> [The request]: Can you retype every record below exactly as written?

> [Input data]:
▽

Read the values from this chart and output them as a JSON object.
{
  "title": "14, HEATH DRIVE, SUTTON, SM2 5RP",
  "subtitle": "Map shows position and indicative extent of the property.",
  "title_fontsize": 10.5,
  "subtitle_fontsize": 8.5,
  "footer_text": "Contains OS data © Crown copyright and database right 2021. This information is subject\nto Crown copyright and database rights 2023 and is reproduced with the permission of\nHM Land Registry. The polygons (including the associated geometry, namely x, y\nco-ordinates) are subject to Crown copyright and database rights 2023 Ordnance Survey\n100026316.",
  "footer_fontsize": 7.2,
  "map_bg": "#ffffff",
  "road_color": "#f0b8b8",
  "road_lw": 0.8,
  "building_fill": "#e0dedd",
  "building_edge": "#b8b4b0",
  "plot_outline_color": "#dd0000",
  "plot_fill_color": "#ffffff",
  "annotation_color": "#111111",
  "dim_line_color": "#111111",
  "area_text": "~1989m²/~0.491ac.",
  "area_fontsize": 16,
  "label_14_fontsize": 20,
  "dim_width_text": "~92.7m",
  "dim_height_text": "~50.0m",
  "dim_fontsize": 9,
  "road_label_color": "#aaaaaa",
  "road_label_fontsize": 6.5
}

△

> [The response]:
Read the values from this chart and output them as a JSON object.
{
  "title": "14, HEATH DRIVE, SUTTON, SM2 5RP",
  "subtitle": "Map shows position and indicative extent of the property.",
  "title_fontsize": 10.5,
  "subtitle_fontsize": 8.5,
  "footer_text": "Contains OS data © Crown copyright and database right 2021. This information is subject\nto Crown copyright and database rights 2023 and is reproduced with the permission of\nHM Land Registry. The polygons (including the associated geometry, namely x, y\nco-ordinates) are subject to Crown copyright and database rights 2023 Ordnance Survey\n100026316.",
  "footer_fontsize": 7.2,
  "map_bg": "#ffffff",
  "road_color": "#f0b8b8",
  "road_lw": 0.8,
  "building_fill": "#e0dedd",
  "building_edge": "#b8b4b0",
  "plot_outline_color": "#dd0000",
  "plot_fill_color": "#ffffff",
  "annotation_color": "#111111",
  "dim_line_color": "#111111",
  "area_text": "~1989m²/~0.491ac.",
  "area_fontsize": 16,
  "label_14_fontsize": 20,
  "dim_width_text": "~92.7m",
  "dim_height_text": "~50.0m",
  "dim_fontsize": 9,
  "road_label_color": "#aaaaaa",
  "road_label_fontsize": 6.5
}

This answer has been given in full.